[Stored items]
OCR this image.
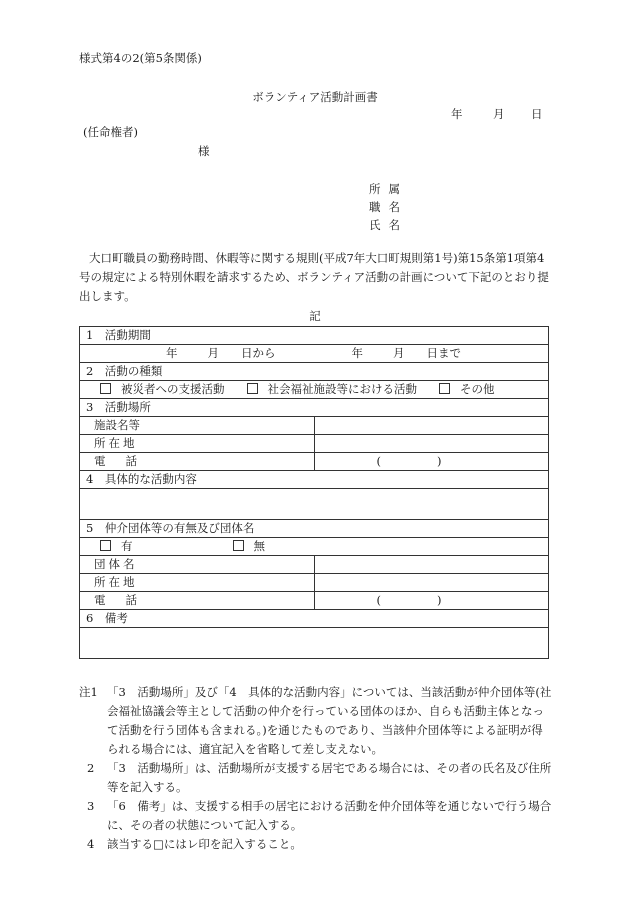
様式第4の2(第5条関係)
ボランティア活動計画書
年	月 日
(任命権者)
様
所属
職名
氏名
大口町職員の勤務時間、休暇等に関する規則(平成7年大口町規則第1号)第15条第1項第4号の規定による特別休暇を請求するため、ボランティア活動の計画について下記のとおり提出します。
記
1　活動期間	
年 月 日から 年 月 日まで	
2　活動の種類	
被災者への支援活動 社会福祉施設等における活動 その他	
3　活動場所	
施設名等	
所在地	
電話	( )
4　具体的な活動内容	

5　仲介団体等の有無及び団体名	
有 無	
団体名	
所在地	
電話	( )
6　備考	

注1 「3　活動場所」及び「4　具体的な活動内容」については、当該活動が仲介団体等(社会福祉協議会等主として活動の仲介を行っている団体のほか、自らも活動主体となって活動を行う団体も含まれる。)を通じたものであり、当該仲介団体等による証明が得られる場合には、適宜記入を省略して差し支えない。
2 「3　活動場所」は、活動場所が支援する居宅である場合には、その者の氏名及び住所等を記入する。
3 「6　備考」は、支援する相手の居宅における活動を仲介団体等を通じないで行う場合に、その者の状態について記入する。
4 該当する□にはレ印を記入すること。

> _AIM OF THE TASK_
Find each line holding the word "具体的な活動内容" and copy it.

> _RESPONSE TO THIS EXERCISE_
4　具体的な活動内容	
注1 「3　活動場所」及び「4　具体的な活動内容」については、当該活動が仲介団体等(社会福祉協議会等主として活動の仲介を行っている団体のほか、自らも活動主体となって活動を行う団体も含まれる。)を通じたものであり、当該仲介団体等による証明が得られる場合には、適宜記入を省略して差し支えない。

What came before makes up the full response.